-- Start of Listed records --

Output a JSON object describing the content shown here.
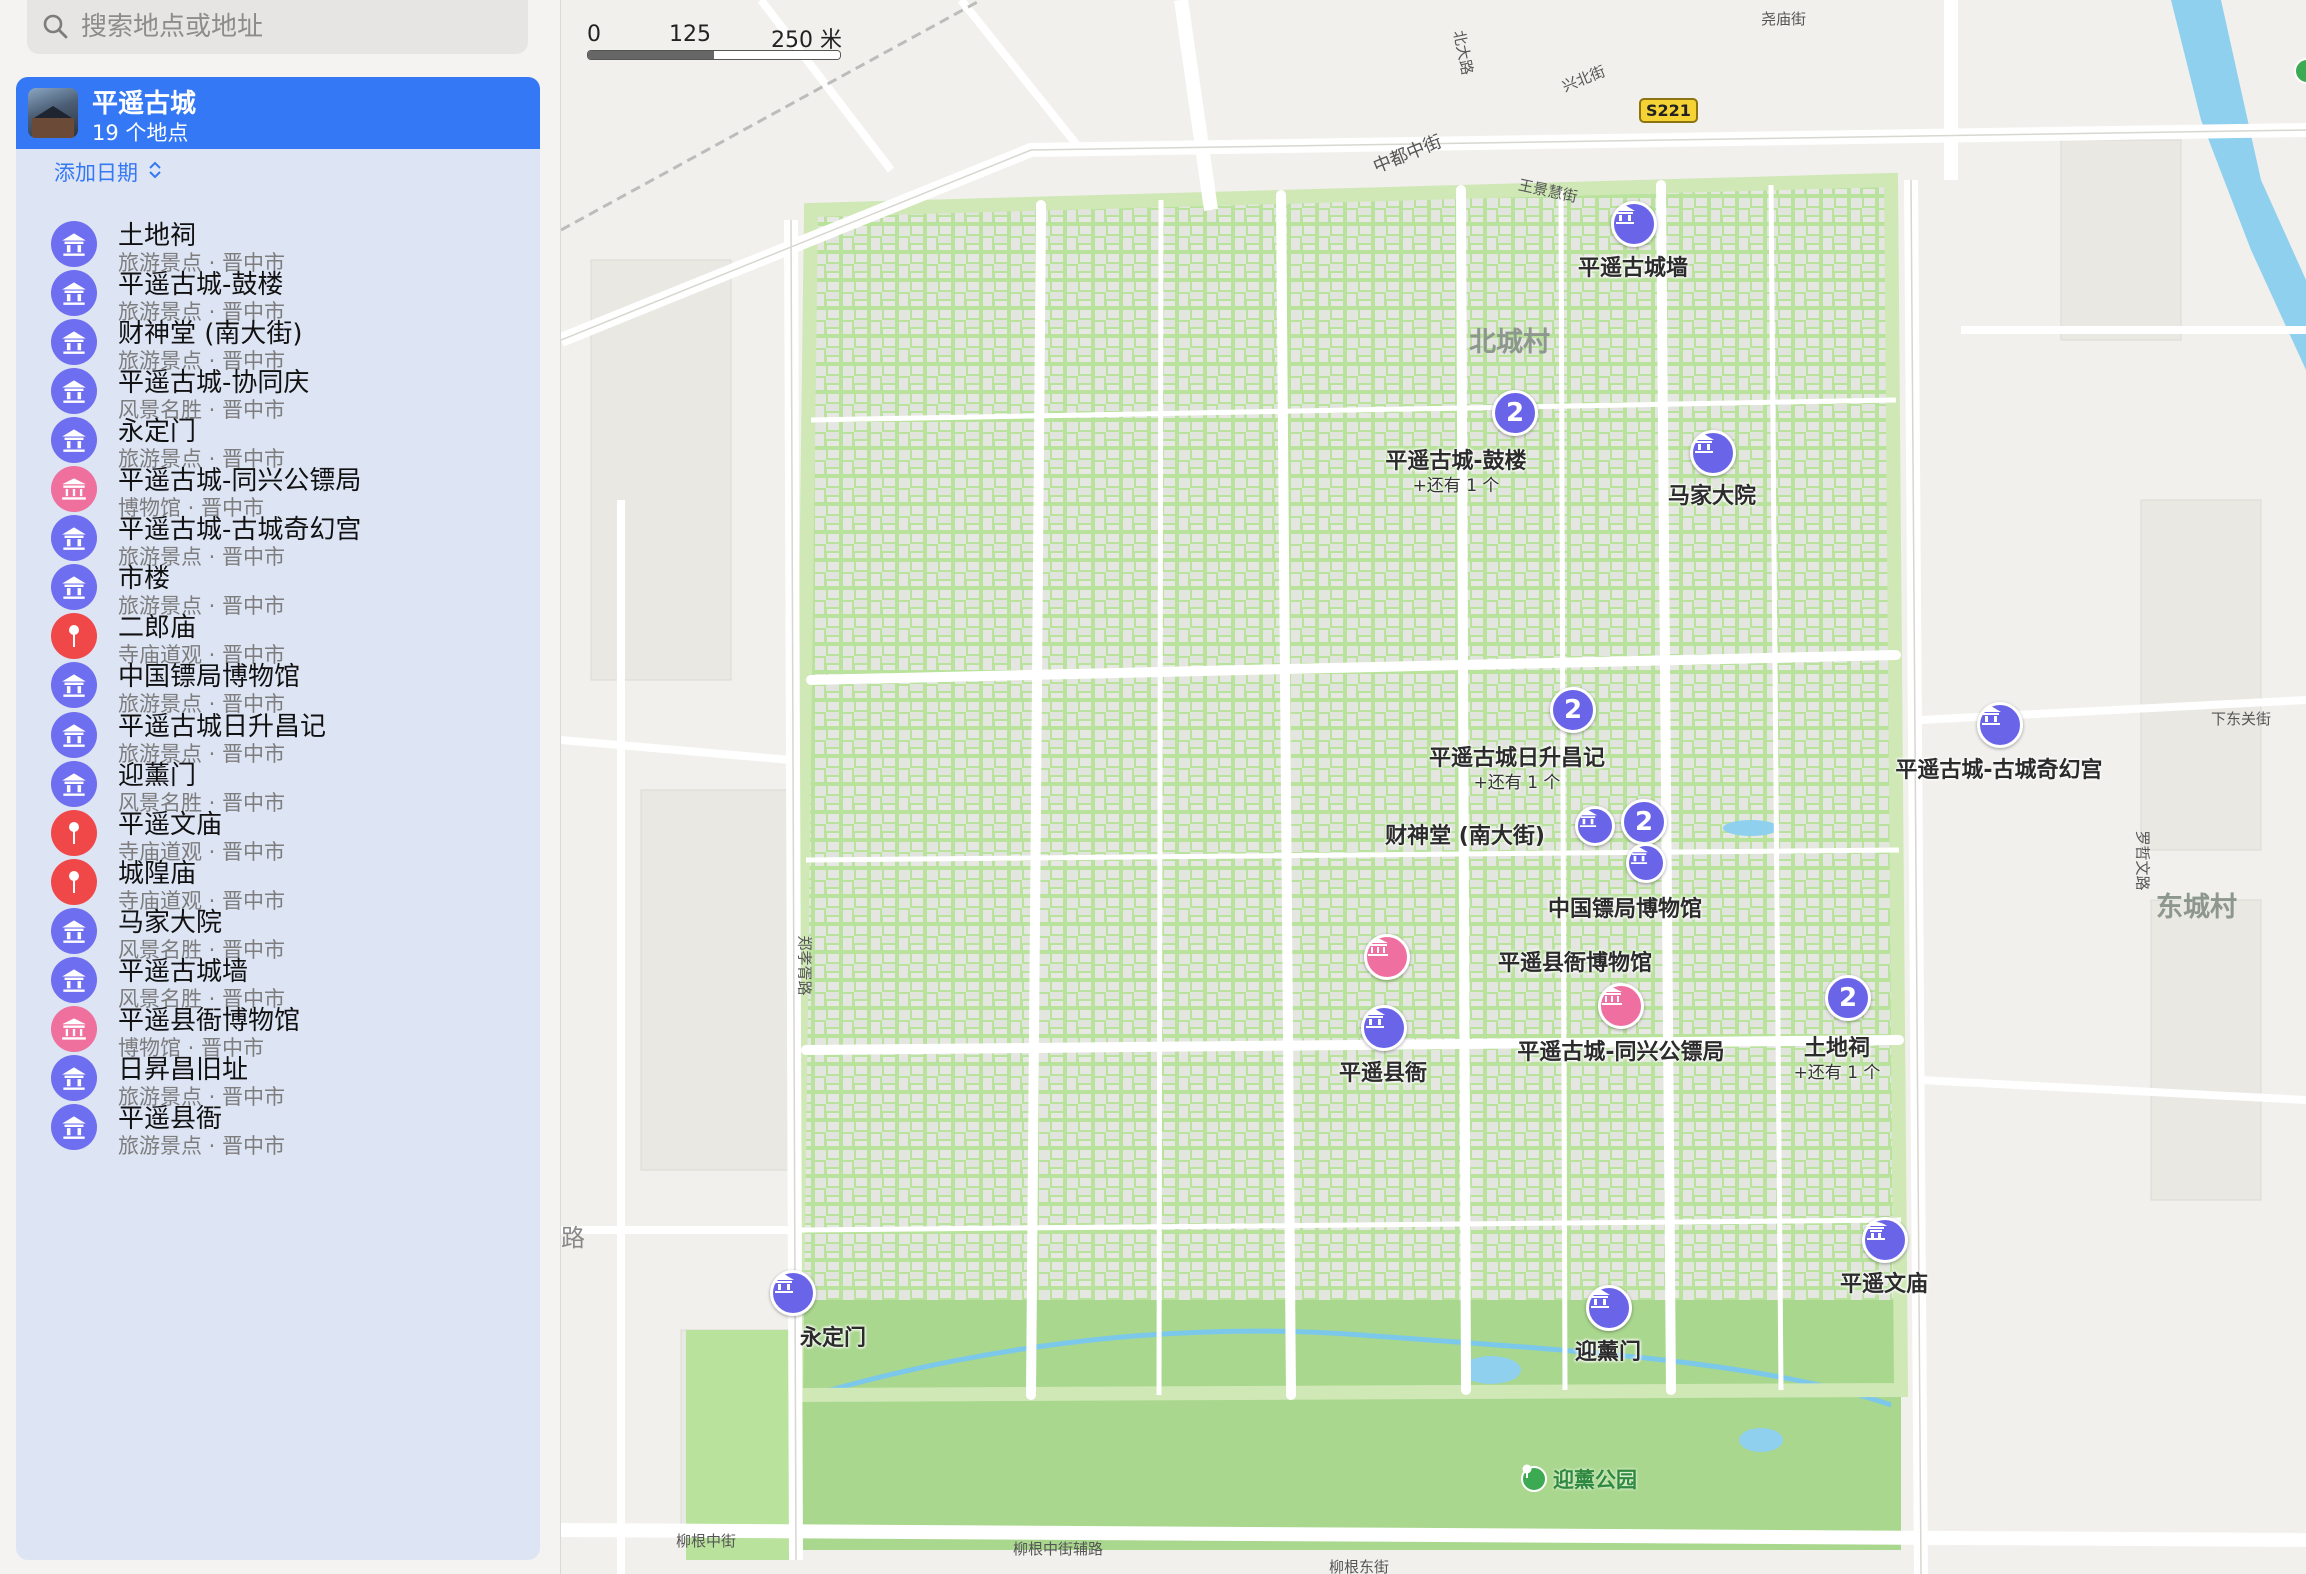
{
  "search": {
    "placeholder": "搜索地点或地址"
  },
  "guide": {
    "title": "平遥古城",
    "count": "19 个地点",
    "add_date": "添加日期",
    "places": [
      {
        "name": "土地祠",
        "category": "旅游景点",
        "city": "晋中市",
        "icon": "landmark-icon",
        "color": "purple"
      },
      {
        "name": "平遥古城-鼓楼",
        "category": "旅游景点",
        "city": "晋中市",
        "icon": "landmark-icon",
        "color": "purple"
      },
      {
        "name": "财神堂 (南大街)",
        "category": "旅游景点",
        "city": "晋中市",
        "icon": "landmark-icon",
        "color": "purple"
      },
      {
        "name": "平遥古城-协同庆",
        "category": "风景名胜",
        "city": "晋中市",
        "icon": "landmark-icon",
        "color": "purple"
      },
      {
        "name": "永定门",
        "category": "旅游景点",
        "city": "晋中市",
        "icon": "landmark-icon",
        "color": "purple"
      },
      {
        "name": "平遥古城-同兴公镖局",
        "category": "博物馆",
        "city": "晋中市",
        "icon": "museum-icon",
        "color": "pink"
      },
      {
        "name": "平遥古城-古城奇幻宫",
        "category": "旅游景点",
        "city": "晋中市",
        "icon": "landmark-icon",
        "color": "purple"
      },
      {
        "name": "市楼",
        "category": "旅游景点",
        "city": "晋中市",
        "icon": "landmark-icon",
        "color": "purple"
      },
      {
        "name": "二郎庙",
        "category": "寺庙道观",
        "city": "晋中市",
        "icon": "pin-icon",
        "color": "red"
      },
      {
        "name": "中国镖局博物馆",
        "category": "旅游景点",
        "city": "晋中市",
        "icon": "landmark-icon",
        "color": "purple"
      },
      {
        "name": "平遥古城日升昌记",
        "category": "旅游景点",
        "city": "晋中市",
        "icon": "landmark-icon",
        "color": "purple"
      },
      {
        "name": "迎薰门",
        "category": "风景名胜",
        "city": "晋中市",
        "icon": "landmark-icon",
        "color": "purple"
      },
      {
        "name": "平遥文庙",
        "category": "寺庙道观",
        "city": "晋中市",
        "icon": "pin-icon",
        "color": "red"
      },
      {
        "name": "城隍庙",
        "category": "寺庙道观",
        "city": "晋中市",
        "icon": "pin-icon",
        "color": "red"
      },
      {
        "name": "马家大院",
        "category": "风景名胜",
        "city": "晋中市",
        "icon": "landmark-icon",
        "color": "purple"
      },
      {
        "name": "平遥古城墙",
        "category": "风景名胜",
        "city": "晋中市",
        "icon": "landmark-icon",
        "color": "purple"
      },
      {
        "name": "平遥县衙博物馆",
        "category": "博物馆",
        "city": "晋中市",
        "icon": "museum-icon",
        "color": "pink"
      },
      {
        "name": "日昇昌旧址",
        "category": "旅游景点",
        "city": "晋中市",
        "icon": "landmark-icon",
        "color": "purple"
      },
      {
        "name": "平遥县衙",
        "category": "旅游景点",
        "city": "晋中市",
        "icon": "landmark-icon",
        "color": "purple"
      }
    ],
    "separator": " · "
  },
  "map": {
    "scale": {
      "zero": "0",
      "mid": "125",
      "end": "250 米"
    },
    "route_shield": "S221",
    "areas": {
      "north": "北城村",
      "east": "东城村"
    },
    "streets": {
      "xingbei": "兴北街",
      "zhongdu": "中都中街",
      "beida": "北大路",
      "yaomiao": "尧庙街",
      "wangjing": "王景慧街",
      "xiadongguan": "下东关街",
      "luozhewen": "罗哲文路",
      "zhengxiangji": "郑孝胥路",
      "liugen": "柳根中街",
      "liugen_aux": "柳根中街辅路",
      "liugen_east": "柳根东街",
      "lu": "路"
    },
    "pins": {
      "chengqiang": {
        "label": "平遥古城墙"
      },
      "gulou": {
        "label": "平遥古城-鼓楼",
        "sub": "+还有 1 个",
        "cluster": "2"
      },
      "majia": {
        "label": "马家大院"
      },
      "rishengchang": {
        "label": "平遥古城日升昌记",
        "sub": "+还有 1 个",
        "cluster": "2"
      },
      "qihuangong": {
        "label": "平遥古城-古城奇幻宫"
      },
      "caishen": {
        "label": "财神堂 (南大街)"
      },
      "caishen_cluster": {
        "cluster": "2"
      },
      "biaoju": {
        "label": "中国镖局博物馆"
      },
      "xianya_museum": {
        "label": "平遥县衙博物馆"
      },
      "tongxing": {
        "label": "平遥古城-同兴公镖局"
      },
      "tudici": {
        "label": "土地祠",
        "sub": "+还有 1 个",
        "cluster": "2"
      },
      "xianya": {
        "label": "平遥县衙"
      },
      "wenmiao": {
        "label": "平遥文庙"
      },
      "yongding": {
        "label": "永定门"
      },
      "yingxun": {
        "label": "迎薰门"
      },
      "park": {
        "label": "迎薰公园"
      }
    }
  },
  "colors": {
    "accent": "#3478f6",
    "landmark": "#6a64e8",
    "museum": "#ee6fa0",
    "temple": "#f04848",
    "park": "#a9d78e",
    "water": "#8fd0ef"
  }
}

-- End of Listed records --

Copy out all the data without changing anything, and drop the pictures.

Output a JSON object describing the content shown here.
{
  "search": {
    "placeholder": "搜索地点或地址"
  },
  "guide": {
    "title": "平遥古城",
    "count": "19 个地点",
    "add_date": "添加日期",
    "places": [
      {
        "name": "土地祠",
        "category": "旅游景点",
        "city": "晋中市",
        "icon": "landmark-icon",
        "color": "purple"
      },
      {
        "name": "平遥古城-鼓楼",
        "category": "旅游景点",
        "city": "晋中市",
        "icon": "landmark-icon",
        "color": "purple"
      },
      {
        "name": "财神堂 (南大街)",
        "category": "旅游景点",
        "city": "晋中市",
        "icon": "landmark-icon",
        "color": "purple"
      },
      {
        "name": "平遥古城-协同庆",
        "category": "风景名胜",
        "city": "晋中市",
        "icon": "landmark-icon",
        "color": "purple"
      },
      {
        "name": "永定门",
        "category": "旅游景点",
        "city": "晋中市",
        "icon": "landmark-icon",
        "color": "purple"
      },
      {
        "name": "平遥古城-同兴公镖局",
        "category": "博物馆",
        "city": "晋中市",
        "icon": "museum-icon",
        "color": "pink"
      },
      {
        "name": "平遥古城-古城奇幻宫",
        "category": "旅游景点",
        "city": "晋中市",
        "icon": "landmark-icon",
        "color": "purple"
      },
      {
        "name": "市楼",
        "category": "旅游景点",
        "city": "晋中市",
        "icon": "landmark-icon",
        "color": "purple"
      },
      {
        "name": "二郎庙",
        "category": "寺庙道观",
        "city": "晋中市",
        "icon": "pin-icon",
        "color": "red"
      },
      {
        "name": "中国镖局博物馆",
        "category": "旅游景点",
        "city": "晋中市",
        "icon": "landmark-icon",
        "color": "purple"
      },
      {
        "name": "平遥古城日升昌记",
        "category": "旅游景点",
        "city": "晋中市",
        "icon": "landmark-icon",
        "color": "purple"
      },
      {
        "name": "迎薰门",
        "category": "风景名胜",
        "city": "晋中市",
        "icon": "landmark-icon",
        "color": "purple"
      },
      {
        "name": "平遥文庙",
        "category": "寺庙道观",
        "city": "晋中市",
        "icon": "pin-icon",
        "color": "red"
      },
      {
        "name": "城隍庙",
        "category": "寺庙道观",
        "city": "晋中市",
        "icon": "pin-icon",
        "color": "red"
      },
      {
        "name": "马家大院",
        "category": "风景名胜",
        "city": "晋中市",
        "icon": "landmark-icon",
        "color": "purple"
      },
      {
        "name": "平遥古城墙",
        "category": "风景名胜",
        "city": "晋中市",
        "icon": "landmark-icon",
        "color": "purple"
      },
      {
        "name": "平遥县衙博物馆",
        "category": "博物馆",
        "city": "晋中市",
        "icon": "museum-icon",
        "color": "pink"
      },
      {
        "name": "日昇昌旧址",
        "category": "旅游景点",
        "city": "晋中市",
        "icon": "landmark-icon",
        "color": "purple"
      },
      {
        "name": "平遥县衙",
        "category": "旅游景点",
        "city": "晋中市",
        "icon": "landmark-icon",
        "color": "purple"
      }
    ],
    "separator": " · "
  },
  "map": {
    "scale": {
      "zero": "0",
      "mid": "125",
      "end": "250 米"
    },
    "route_shield": "S221",
    "areas": {
      "north": "北城村",
      "east": "东城村"
    },
    "streets": {
      "xingbei": "兴北街",
      "zhongdu": "中都中街",
      "beida": "北大路",
      "yaomiao": "尧庙街",
      "wangjing": "王景慧街",
      "xiadongguan": "下东关街",
      "luozhewen": "罗哲文路",
      "zhengxiangji": "郑孝胥路",
      "liugen": "柳根中街",
      "liugen_aux": "柳根中街辅路",
      "liugen_east": "柳根东街",
      "lu": "路"
    },
    "pins": {
      "chengqiang": {
        "label": "平遥古城墙"
      },
      "gulou": {
        "label": "平遥古城-鼓楼",
        "sub": "+还有 1 个",
        "cluster": "2"
      },
      "majia": {
        "label": "马家大院"
      },
      "rishengchang": {
        "label": "平遥古城日升昌记",
        "sub": "+还有 1 个",
        "cluster": "2"
      },
      "qihuangong": {
        "label": "平遥古城-古城奇幻宫"
      },
      "caishen": {
        "label": "财神堂 (南大街)"
      },
      "caishen_cluster": {
        "cluster": "2"
      },
      "biaoju": {
        "label": "中国镖局博物馆"
      },
      "xianya_museum": {
        "label": "平遥县衙博物馆"
      },
      "tongxing": {
        "label": "平遥古城-同兴公镖局"
      },
      "tudici": {
        "label": "土地祠",
        "sub": "+还有 1 个",
        "cluster": "2"
      },
      "xianya": {
        "label": "平遥县衙"
      },
      "wenmiao": {
        "label": "平遥文庙"
      },
      "yongding": {
        "label": "永定门"
      },
      "yingxun": {
        "label": "迎薰门"
      },
      "park": {
        "label": "迎薰公园"
      }
    }
  },
  "colors": {
    "accent": "#3478f6",
    "landmark": "#6a64e8",
    "museum": "#ee6fa0",
    "temple": "#f04848",
    "park": "#a9d78e",
    "water": "#8fd0ef"
  }
}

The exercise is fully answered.